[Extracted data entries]
◇ ◇ ◇

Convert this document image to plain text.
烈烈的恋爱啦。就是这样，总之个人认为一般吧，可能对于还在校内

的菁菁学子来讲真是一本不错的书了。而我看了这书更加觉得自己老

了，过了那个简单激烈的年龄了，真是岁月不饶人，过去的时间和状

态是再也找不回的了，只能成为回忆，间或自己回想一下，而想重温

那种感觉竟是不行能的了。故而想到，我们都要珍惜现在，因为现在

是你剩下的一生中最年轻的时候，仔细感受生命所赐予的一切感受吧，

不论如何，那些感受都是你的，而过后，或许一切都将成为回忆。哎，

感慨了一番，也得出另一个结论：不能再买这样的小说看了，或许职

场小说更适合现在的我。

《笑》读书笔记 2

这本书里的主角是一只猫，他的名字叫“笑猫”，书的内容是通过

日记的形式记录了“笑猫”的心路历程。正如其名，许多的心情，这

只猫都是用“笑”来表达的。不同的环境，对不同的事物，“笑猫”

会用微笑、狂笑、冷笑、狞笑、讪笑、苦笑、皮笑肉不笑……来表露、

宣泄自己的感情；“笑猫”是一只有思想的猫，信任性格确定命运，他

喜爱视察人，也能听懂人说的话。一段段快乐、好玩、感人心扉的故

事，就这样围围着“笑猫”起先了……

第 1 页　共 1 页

◇ ◇ ◇

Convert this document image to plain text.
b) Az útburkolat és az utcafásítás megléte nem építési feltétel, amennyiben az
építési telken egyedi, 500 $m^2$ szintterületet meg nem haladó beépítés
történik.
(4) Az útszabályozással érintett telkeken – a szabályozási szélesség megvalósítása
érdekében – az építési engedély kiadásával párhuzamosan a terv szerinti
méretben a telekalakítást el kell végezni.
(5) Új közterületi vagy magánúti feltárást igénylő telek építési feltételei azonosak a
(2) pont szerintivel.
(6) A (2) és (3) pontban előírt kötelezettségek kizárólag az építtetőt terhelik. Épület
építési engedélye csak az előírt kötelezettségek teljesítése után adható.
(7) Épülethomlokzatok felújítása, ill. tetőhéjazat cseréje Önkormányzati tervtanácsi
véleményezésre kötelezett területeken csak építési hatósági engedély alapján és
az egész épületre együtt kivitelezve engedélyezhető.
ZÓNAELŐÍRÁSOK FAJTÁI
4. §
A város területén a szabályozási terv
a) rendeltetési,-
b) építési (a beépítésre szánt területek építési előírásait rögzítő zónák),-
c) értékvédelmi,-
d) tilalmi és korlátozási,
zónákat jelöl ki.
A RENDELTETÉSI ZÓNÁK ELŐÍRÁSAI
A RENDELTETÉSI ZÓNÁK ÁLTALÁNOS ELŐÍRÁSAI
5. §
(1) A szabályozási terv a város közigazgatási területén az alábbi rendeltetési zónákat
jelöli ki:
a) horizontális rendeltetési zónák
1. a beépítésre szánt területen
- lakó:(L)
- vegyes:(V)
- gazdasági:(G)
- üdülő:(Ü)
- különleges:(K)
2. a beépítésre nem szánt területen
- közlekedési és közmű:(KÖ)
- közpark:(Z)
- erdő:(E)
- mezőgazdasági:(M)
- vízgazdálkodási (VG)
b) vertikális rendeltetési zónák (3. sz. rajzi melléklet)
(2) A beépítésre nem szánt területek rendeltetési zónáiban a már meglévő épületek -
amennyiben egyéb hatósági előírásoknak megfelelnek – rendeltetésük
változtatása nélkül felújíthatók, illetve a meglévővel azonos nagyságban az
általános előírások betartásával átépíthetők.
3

◇ ◇ ◇

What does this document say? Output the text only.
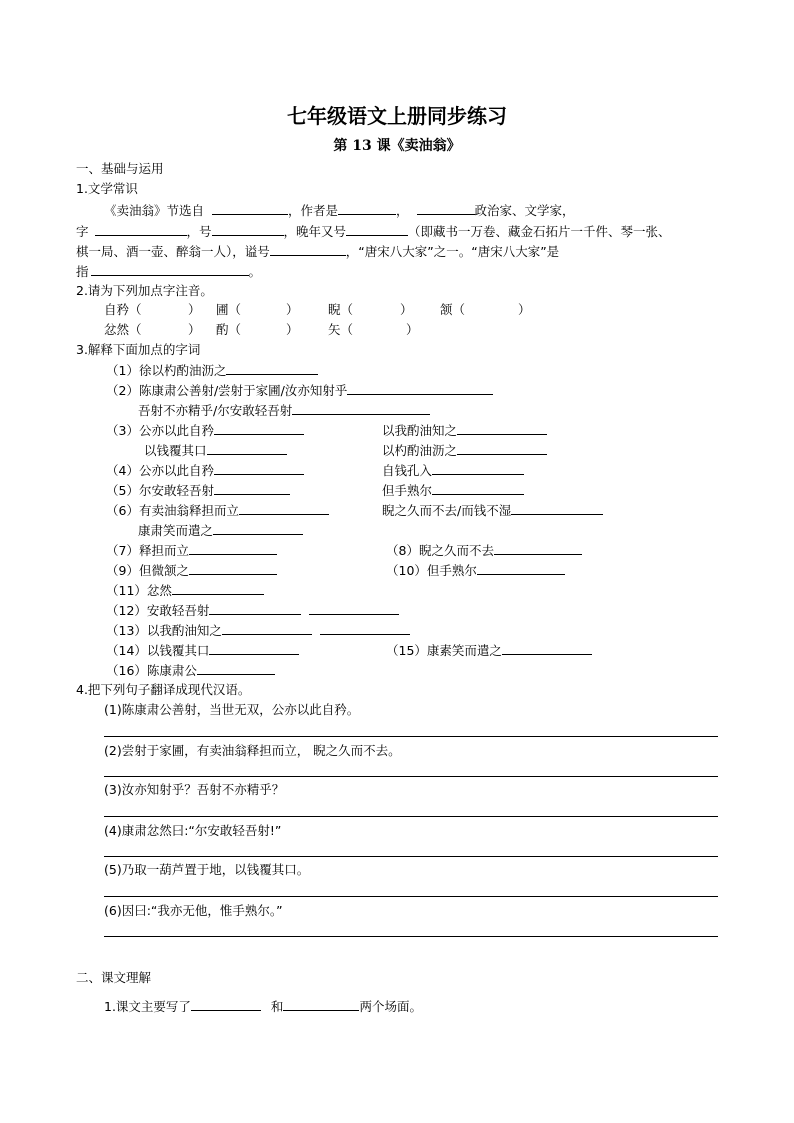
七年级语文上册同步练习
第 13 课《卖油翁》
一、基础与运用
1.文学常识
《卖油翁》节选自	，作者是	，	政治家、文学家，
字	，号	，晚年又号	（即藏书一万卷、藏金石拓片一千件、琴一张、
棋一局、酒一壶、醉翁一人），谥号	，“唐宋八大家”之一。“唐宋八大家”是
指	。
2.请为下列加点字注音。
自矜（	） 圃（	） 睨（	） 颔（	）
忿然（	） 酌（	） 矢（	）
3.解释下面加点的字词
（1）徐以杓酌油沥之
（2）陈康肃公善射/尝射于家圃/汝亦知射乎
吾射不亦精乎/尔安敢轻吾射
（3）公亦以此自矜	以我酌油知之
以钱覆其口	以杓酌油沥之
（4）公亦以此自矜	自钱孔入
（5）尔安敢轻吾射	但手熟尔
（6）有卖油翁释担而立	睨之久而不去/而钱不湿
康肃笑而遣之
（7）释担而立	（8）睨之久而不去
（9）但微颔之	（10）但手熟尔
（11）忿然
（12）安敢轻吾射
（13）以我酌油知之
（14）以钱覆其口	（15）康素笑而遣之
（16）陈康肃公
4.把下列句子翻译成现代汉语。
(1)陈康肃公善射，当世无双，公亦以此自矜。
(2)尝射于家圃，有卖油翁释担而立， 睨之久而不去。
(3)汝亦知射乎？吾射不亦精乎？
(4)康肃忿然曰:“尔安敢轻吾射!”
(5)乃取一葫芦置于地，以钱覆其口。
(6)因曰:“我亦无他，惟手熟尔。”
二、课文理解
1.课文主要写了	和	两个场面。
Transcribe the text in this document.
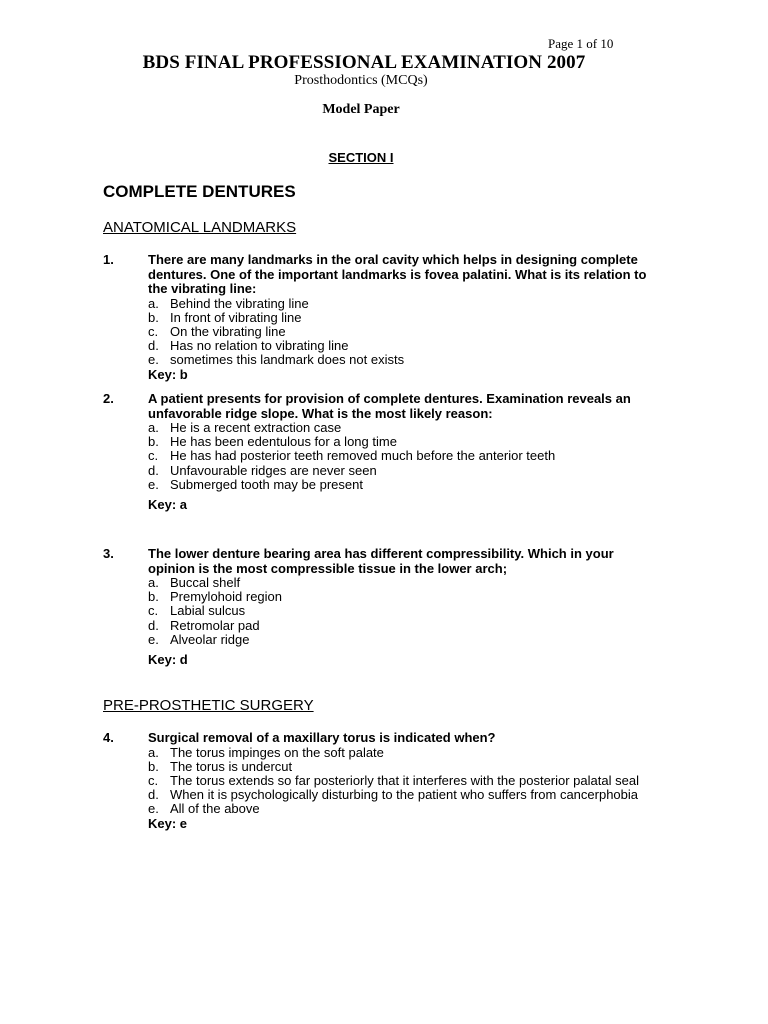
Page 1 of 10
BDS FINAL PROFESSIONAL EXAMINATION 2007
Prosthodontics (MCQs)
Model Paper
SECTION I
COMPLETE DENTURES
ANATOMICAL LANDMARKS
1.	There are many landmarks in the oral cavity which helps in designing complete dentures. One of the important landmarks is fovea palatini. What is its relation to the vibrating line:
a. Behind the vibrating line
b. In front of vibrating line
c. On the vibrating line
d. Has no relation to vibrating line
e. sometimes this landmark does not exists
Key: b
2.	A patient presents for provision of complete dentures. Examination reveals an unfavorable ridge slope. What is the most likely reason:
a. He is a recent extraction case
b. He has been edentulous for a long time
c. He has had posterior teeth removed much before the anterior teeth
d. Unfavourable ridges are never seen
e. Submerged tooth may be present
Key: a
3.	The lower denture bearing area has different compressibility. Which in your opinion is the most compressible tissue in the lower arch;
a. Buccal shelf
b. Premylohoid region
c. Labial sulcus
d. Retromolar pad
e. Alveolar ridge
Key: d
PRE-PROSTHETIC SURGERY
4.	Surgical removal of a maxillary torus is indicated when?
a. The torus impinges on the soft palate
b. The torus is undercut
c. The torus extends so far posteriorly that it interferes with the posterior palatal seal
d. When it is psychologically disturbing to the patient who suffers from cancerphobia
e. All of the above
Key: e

◇ ◇ ◇

Task prompt: Which lines above contain the word "amennyiben"? Copy each of them.

Output:
b) Az útburkolat és az utcafásítás megléte nem építési feltétel, amennyiben az
amennyiben egyéb hatósági előírásoknak megfelelnek – rendeltetésük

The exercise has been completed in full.